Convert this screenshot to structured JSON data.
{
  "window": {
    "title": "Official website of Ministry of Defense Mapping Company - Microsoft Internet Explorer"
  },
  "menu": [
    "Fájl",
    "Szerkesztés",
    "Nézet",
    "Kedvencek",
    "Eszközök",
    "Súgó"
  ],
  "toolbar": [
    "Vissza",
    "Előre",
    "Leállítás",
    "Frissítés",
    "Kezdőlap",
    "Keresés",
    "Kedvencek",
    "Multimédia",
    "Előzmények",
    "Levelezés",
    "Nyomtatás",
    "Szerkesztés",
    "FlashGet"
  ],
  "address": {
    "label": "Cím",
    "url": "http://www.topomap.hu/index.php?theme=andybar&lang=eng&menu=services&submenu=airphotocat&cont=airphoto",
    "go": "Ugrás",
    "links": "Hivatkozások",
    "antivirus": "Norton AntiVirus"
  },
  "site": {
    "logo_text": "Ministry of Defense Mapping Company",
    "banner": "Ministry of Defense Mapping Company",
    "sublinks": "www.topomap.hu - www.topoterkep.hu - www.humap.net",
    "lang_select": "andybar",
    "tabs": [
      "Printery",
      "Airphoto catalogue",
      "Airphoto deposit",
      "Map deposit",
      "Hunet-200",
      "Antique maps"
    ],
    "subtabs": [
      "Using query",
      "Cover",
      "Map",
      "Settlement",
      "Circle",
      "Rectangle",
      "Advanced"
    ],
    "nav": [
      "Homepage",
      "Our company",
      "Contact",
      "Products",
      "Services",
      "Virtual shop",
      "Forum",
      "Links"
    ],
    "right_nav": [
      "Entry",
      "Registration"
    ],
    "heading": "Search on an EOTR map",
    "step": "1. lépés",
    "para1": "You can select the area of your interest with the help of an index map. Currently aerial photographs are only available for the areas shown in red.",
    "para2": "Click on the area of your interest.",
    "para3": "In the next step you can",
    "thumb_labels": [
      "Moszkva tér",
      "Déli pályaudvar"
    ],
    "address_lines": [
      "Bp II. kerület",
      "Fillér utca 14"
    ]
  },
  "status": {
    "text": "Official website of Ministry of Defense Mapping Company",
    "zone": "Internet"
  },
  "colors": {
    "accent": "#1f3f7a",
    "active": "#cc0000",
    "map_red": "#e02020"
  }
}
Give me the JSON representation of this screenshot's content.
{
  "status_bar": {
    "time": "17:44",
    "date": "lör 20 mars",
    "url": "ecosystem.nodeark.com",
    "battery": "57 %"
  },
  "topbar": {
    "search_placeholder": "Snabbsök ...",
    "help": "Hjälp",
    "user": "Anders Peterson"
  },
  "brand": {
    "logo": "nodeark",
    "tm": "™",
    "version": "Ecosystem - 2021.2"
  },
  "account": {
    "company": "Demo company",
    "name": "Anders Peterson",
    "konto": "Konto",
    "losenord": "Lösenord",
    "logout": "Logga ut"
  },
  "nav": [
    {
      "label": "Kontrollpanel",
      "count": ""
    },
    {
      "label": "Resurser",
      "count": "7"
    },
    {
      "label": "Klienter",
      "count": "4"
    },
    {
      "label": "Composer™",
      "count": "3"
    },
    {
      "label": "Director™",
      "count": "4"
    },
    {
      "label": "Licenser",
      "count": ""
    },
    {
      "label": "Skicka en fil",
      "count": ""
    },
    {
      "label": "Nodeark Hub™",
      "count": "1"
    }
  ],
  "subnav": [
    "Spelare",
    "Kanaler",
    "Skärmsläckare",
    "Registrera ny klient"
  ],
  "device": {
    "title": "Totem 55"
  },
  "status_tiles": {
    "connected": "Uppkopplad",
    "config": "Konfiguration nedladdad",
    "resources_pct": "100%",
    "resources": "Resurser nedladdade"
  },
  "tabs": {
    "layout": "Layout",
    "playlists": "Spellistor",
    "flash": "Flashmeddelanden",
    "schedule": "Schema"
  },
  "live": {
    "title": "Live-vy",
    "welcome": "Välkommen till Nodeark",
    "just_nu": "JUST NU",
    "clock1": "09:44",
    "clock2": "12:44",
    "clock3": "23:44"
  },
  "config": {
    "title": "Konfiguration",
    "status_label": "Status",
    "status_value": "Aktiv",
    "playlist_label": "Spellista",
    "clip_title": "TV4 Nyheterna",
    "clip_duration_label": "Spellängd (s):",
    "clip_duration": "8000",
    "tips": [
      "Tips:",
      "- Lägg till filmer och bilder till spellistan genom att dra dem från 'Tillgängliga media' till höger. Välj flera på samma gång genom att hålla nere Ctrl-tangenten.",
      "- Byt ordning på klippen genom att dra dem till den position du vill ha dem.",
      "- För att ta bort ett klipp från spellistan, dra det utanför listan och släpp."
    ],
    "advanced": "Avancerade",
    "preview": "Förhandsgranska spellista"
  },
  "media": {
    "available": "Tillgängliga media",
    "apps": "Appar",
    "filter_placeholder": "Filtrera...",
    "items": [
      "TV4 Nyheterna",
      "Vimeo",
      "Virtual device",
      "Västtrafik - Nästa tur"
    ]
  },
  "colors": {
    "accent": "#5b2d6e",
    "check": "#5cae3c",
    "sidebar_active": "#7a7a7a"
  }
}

### DIRECTIONS FOR THIS TASK
Take the lines above and retype all of them exactly.

### WRITTEN REPLY
Convert this screenshot to structured JSON data.
{
  "window": {
    "title": "Official website of Ministry of Defense Mapping Company - Microsoft Internet Explorer"
  },
  "menu": [
    "Fájl",
    "Szerkesztés",
    "Nézet",
    "Kedvencek",
    "Eszközök",
    "Súgó"
  ],
  "toolbar": [
    "Vissza",
    "Előre",
    "Leállítás",
    "Frissítés",
    "Kezdőlap",
    "Keresés",
    "Kedvencek",
    "Multimédia",
    "Előzmények",
    "Levelezés",
    "Nyomtatás",
    "Szerkesztés",
    "FlashGet"
  ],
  "address": {
    "label": "Cím",
    "url": "http://www.topomap.hu/index.php?theme=andybar&lang=eng&menu=services&submenu=airphotocat&cont=airphoto",
    "go": "Ugrás",
    "links": "Hivatkozások",
    "antivirus": "Norton AntiVirus"
  },
  "site": {
    "logo_text": "Ministry of Defense Mapping Company",
    "banner": "Ministry of Defense Mapping Company",
    "sublinks": "www.topomap.hu - www.topoterkep.hu - www.humap.net",
    "lang_select": "andybar",
    "tabs": [
      "Printery",
      "Airphoto catalogue",
      "Airphoto deposit",
      "Map deposit",
      "Hunet-200",
      "Antique maps"
    ],
    "subtabs": [
      "Using query",
      "Cover",
      "Map",
      "Settlement",
      "Circle",
      "Rectangle",
      "Advanced"
    ],
    "nav": [
      "Homepage",
      "Our company",
      "Contact",
      "Products",
      "Services",
      "Virtual shop",
      "Forum",
      "Links"
    ],
    "right_nav": [
      "Entry",
      "Registration"
    ],
    "heading": "Search on an EOTR map",
    "step": "1. lépés",
    "para1": "You can select the area of your interest with the help of an index map. Currently aerial photographs are only available for the areas shown in red.",
    "para2": "Click on the area of your interest.",
    "para3": "In the next step you can",
    "thumb_labels": [
      "Moszkva tér",
      "Déli pályaudvar"
    ],
    "address_lines": [
      "Bp II. kerület",
      "Fillér utca 14"
    ]
  },
  "status": {
    "text": "Official website of Ministry of Defense Mapping Company",
    "zone": "Internet"
  },
  "colors": {
    "accent": "#1f3f7a",
    "active": "#cc0000",
    "map_red": "#e02020"
  }
}
Give me the JSON representation of this screenshot's content.
{
  "status_bar": {
    "time": "17:44",
    "date": "lör 20 mars",
    "url": "ecosystem.nodeark.com",
    "battery": "57 %"
  },
  "topbar": {
    "search_placeholder": "Snabbsök ...",
    "help": "Hjälp",
    "user": "Anders Peterson"
  },
  "brand": {
    "logo": "nodeark",
    "tm": "™",
    "version": "Ecosystem - 2021.2"
  },
  "account": {
    "company": "Demo company",
    "name": "Anders Peterson",
    "konto": "Konto",
    "losenord": "Lösenord",
    "logout": "Logga ut"
  },
  "nav": [
    {
      "label": "Kontrollpanel",
      "count": ""
    },
    {
      "label": "Resurser",
      "count": "7"
    },
    {
      "label": "Klienter",
      "count": "4"
    },
    {
      "label": "Composer™",
      "count": "3"
    },
    {
      "label": "Director™",
      "count": "4"
    },
    {
      "label": "Licenser",
      "count": ""
    },
    {
      "label": "Skicka en fil",
      "count": ""
    },
    {
      "label": "Nodeark Hub™",
      "count": "1"
    }
  ],
  "subnav": [
    "Spelare",
    "Kanaler",
    "Skärmsläckare",
    "Registrera ny klient"
  ],
  "device": {
    "title": "Totem 55"
  },
  "status_tiles": {
    "connected": "Uppkopplad",
    "config": "Konfiguration nedladdad",
    "resources_pct": "100%",
    "resources": "Resurser nedladdade"
  },
  "tabs": {
    "layout": "Layout",
    "playlists": "Spellistor",
    "flash": "Flashmeddelanden",
    "schedule": "Schema"
  },
  "live": {
    "title": "Live-vy",
    "welcome": "Välkommen till Nodeark",
    "just_nu": "JUST NU",
    "clock1": "09:44",
    "clock2": "12:44",
    "clock3": "23:44"
  },
  "config": {
    "title": "Konfiguration",
    "status_label": "Status",
    "status_value": "Aktiv",
    "playlist_label": "Spellista",
    "clip_title": "TV4 Nyheterna",
    "clip_duration_label": "Spellängd (s):",
    "clip_duration": "8000",
    "tips": [
      "Tips:",
      "- Lägg till filmer och bilder till spellistan genom att dra dem från 'Tillgängliga media' till höger. Välj flera på samma gång genom att hålla nere Ctrl-tangenten.",
      "- Byt ordning på klippen genom att dra dem till den position du vill ha dem.",
      "- För att ta bort ett klipp från spellistan, dra det utanför listan och släpp."
    ],
    "advanced": "Avancerade",
    "preview": "Förhandsgranska spellista"
  },
  "media": {
    "available": "Tillgängliga media",
    "apps": "Appar",
    "filter_placeholder": "Filtrera...",
    "items": [
      "TV4 Nyheterna",
      "Vimeo",
      "Virtual device",
      "Västtrafik - Nästa tur"
    ]
  },
  "colors": {
    "accent": "#5b2d6e",
    "check": "#5cae3c",
    "sidebar_active": "#7a7a7a"
  }
}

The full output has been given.